> **DATA FOR PROCESSING**
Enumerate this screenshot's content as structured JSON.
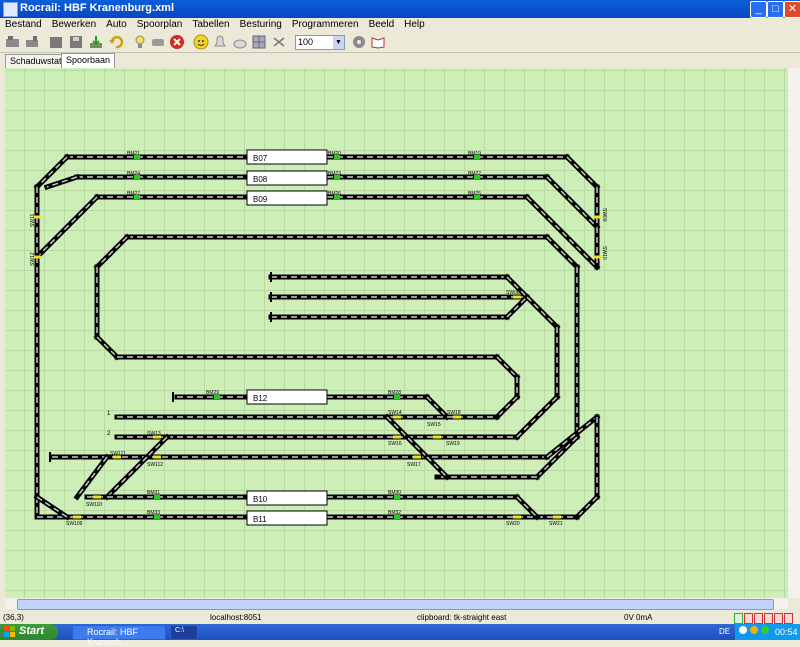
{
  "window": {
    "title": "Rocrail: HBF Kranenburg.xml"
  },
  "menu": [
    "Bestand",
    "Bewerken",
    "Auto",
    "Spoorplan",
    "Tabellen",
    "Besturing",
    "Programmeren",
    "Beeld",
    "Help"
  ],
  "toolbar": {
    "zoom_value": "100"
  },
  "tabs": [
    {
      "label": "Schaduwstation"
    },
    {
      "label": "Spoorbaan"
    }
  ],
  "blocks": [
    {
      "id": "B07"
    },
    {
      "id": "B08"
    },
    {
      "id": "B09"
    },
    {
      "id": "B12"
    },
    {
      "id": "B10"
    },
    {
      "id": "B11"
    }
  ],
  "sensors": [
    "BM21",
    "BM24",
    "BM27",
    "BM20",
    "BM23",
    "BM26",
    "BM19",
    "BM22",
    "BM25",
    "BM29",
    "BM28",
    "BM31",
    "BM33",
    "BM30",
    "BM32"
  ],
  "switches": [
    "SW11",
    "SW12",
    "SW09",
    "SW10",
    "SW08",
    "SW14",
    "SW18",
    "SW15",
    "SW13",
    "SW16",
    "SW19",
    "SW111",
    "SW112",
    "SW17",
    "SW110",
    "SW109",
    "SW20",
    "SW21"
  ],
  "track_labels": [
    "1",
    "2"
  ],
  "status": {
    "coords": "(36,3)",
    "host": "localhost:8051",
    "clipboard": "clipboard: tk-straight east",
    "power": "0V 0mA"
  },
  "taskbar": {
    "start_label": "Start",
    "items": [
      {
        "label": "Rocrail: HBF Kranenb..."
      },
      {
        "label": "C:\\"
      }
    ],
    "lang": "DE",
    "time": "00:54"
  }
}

==

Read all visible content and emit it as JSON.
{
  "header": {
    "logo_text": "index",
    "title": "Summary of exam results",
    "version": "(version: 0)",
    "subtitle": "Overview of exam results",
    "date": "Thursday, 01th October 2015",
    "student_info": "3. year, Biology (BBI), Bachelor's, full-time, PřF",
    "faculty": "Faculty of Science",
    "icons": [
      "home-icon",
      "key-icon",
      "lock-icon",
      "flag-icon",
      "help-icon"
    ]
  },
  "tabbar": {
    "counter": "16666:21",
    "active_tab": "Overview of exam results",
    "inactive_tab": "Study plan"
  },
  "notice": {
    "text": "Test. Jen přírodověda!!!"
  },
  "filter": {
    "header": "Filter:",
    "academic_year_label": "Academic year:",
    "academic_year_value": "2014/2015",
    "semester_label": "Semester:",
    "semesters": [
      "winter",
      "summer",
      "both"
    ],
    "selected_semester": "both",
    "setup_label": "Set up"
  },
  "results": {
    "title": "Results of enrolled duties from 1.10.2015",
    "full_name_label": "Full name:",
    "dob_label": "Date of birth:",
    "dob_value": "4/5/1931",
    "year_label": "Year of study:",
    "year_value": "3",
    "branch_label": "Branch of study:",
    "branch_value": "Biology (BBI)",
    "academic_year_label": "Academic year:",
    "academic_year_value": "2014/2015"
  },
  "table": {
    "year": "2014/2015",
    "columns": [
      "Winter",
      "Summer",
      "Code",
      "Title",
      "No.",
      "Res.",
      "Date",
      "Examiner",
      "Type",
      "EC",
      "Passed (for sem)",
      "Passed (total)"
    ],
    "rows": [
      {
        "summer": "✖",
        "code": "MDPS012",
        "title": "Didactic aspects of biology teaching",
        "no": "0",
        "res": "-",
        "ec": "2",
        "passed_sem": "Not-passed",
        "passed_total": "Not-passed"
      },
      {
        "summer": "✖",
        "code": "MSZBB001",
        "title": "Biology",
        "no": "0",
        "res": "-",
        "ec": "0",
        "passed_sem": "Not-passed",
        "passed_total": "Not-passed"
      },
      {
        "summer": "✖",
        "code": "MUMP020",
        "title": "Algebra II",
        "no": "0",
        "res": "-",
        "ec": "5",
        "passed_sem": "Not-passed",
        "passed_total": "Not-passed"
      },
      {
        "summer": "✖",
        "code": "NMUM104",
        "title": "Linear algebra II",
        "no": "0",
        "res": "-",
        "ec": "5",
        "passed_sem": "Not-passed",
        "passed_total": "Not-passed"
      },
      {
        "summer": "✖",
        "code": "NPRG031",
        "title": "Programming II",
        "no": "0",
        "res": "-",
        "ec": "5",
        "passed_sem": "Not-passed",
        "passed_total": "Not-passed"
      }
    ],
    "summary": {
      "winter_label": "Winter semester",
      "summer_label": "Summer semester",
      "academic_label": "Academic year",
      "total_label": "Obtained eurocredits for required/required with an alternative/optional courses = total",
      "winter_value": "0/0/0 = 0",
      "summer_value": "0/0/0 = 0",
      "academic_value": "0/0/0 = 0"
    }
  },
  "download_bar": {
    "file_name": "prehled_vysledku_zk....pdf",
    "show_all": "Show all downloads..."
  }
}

---

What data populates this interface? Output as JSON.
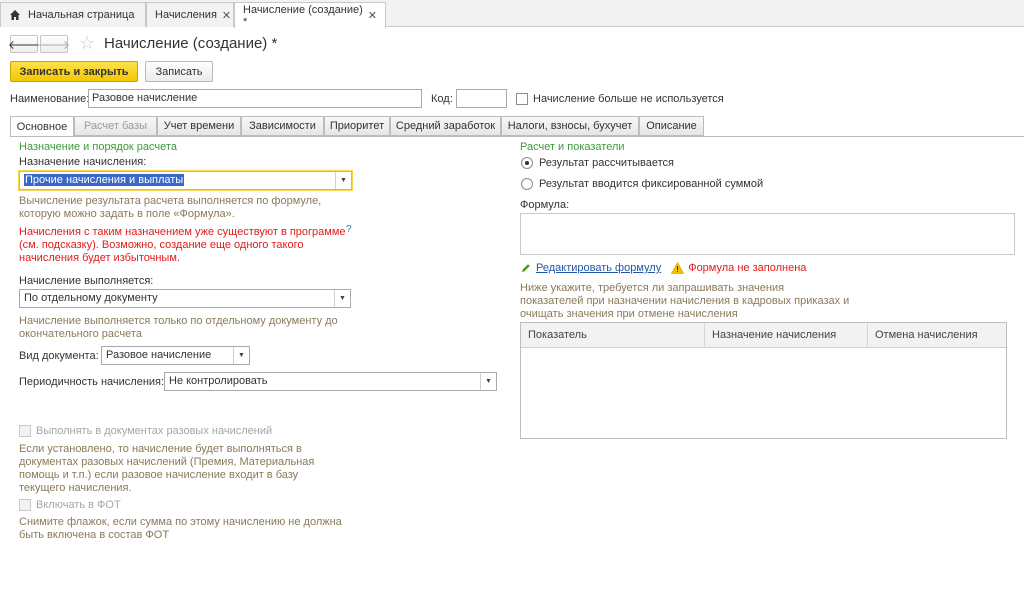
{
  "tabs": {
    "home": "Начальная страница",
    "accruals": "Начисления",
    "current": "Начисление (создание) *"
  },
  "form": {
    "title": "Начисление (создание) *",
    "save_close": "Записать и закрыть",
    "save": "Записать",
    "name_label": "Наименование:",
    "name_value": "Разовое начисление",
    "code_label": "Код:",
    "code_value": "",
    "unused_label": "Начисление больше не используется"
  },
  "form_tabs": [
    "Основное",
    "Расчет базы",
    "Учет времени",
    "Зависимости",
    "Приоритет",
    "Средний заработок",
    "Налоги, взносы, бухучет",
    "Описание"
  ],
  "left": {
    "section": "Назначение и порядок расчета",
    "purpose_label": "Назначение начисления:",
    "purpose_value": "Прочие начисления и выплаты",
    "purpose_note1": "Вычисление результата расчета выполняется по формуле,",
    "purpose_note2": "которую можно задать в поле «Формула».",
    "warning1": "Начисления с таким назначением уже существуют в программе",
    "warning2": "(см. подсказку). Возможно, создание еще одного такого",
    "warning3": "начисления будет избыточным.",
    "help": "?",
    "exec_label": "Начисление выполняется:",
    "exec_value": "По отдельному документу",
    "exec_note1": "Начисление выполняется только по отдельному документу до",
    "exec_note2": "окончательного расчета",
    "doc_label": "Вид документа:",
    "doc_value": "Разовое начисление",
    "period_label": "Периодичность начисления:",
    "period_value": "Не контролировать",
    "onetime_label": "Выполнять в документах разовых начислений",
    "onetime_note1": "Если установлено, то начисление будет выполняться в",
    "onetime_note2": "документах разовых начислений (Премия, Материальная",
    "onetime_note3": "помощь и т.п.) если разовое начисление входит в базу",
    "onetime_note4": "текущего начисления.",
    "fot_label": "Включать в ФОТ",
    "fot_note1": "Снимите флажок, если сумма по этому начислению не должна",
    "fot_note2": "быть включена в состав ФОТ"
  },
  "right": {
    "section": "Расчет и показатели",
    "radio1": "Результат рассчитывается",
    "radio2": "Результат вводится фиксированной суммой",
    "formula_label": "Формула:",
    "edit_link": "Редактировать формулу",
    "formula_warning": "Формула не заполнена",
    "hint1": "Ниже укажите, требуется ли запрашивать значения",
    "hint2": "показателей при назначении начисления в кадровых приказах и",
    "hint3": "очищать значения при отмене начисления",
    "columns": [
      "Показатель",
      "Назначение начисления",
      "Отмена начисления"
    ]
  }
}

> **WORK TO BE COMPLETED**
List every line above that holds the word "Записать".

> **EXPECTED OUTPUT**
    "save_close": "Записать и закрыть",
    "save": "Записать",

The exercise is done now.